DIRECTIVE: For each line below that includes the word "Overview", make a copy.

Data entries:
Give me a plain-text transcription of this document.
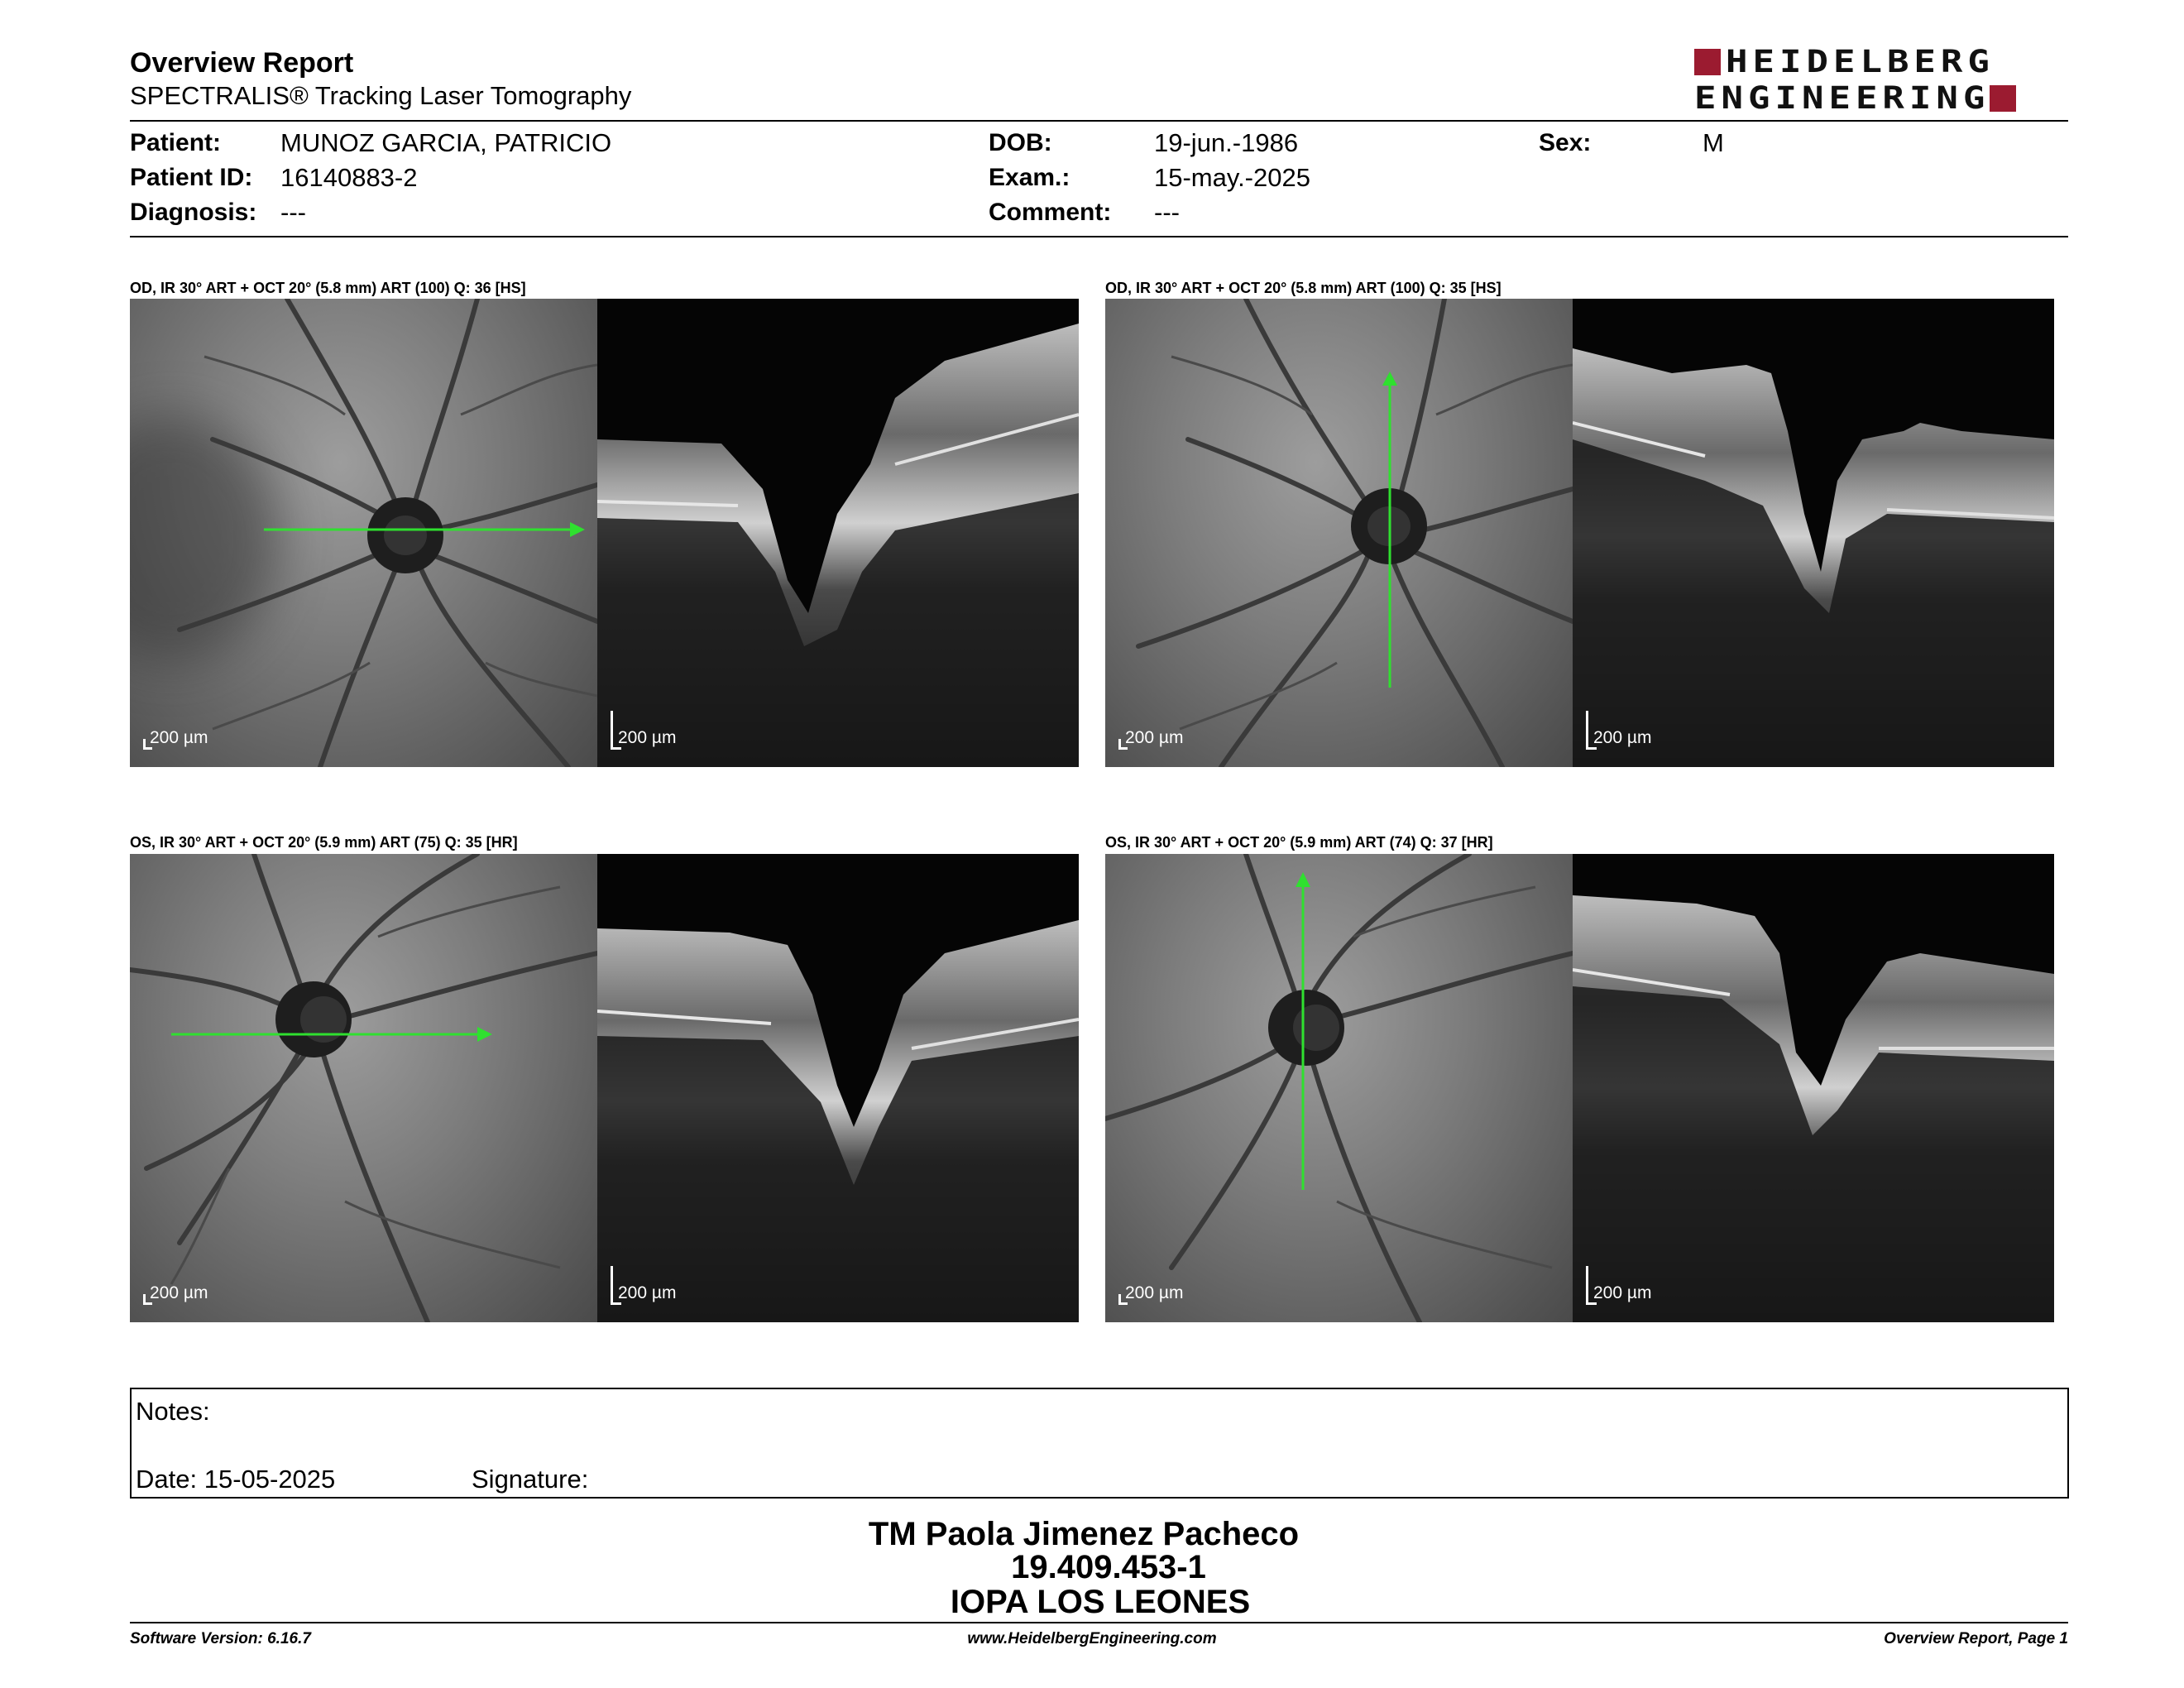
Overview Report
SPECTRALIS® Tracking Laser Tomography
HEIDELBERG
ENGINEERING
Patient: MUNOZ GARCIA, PATRICIO
Patient ID: 16140883-2
Diagnosis: ---
DOB:	19-jun.-1986
Exam.:	15-may.-2025
Comment: ---
Sex:	M
OD, IR 30° ART + OCT 20° (5.8 mm) ART (100) Q: 36 [HS]	OD, IR 30° ART + OCT 20° (5.8 mm) ART (100) Q: 35 [HS]
OS, IR 30° ART + OCT 20° (5.9 mm) ART (75) Q: 35 [HR]	OS, IR 30° ART + OCT 20° (5.9 mm) ART (74) Q: 37 [HR]
200 µm	200 µm	200 µm	200 µm
200 µm	200 µm	200 µm	200 µm
Notes:
Date: 15-05-2025	Signature:
TM Paola Jimenez Pacheco
19.409.453-1
IOPA LOS LEONES
Software Version: 6.16.7	www.HeidelbergEngineering.com	Overview Report, Page 1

SOLUTION:
Overview Report
Software Version: 6.16.7	www.HeidelbergEngineering.com	Overview Report, Page 1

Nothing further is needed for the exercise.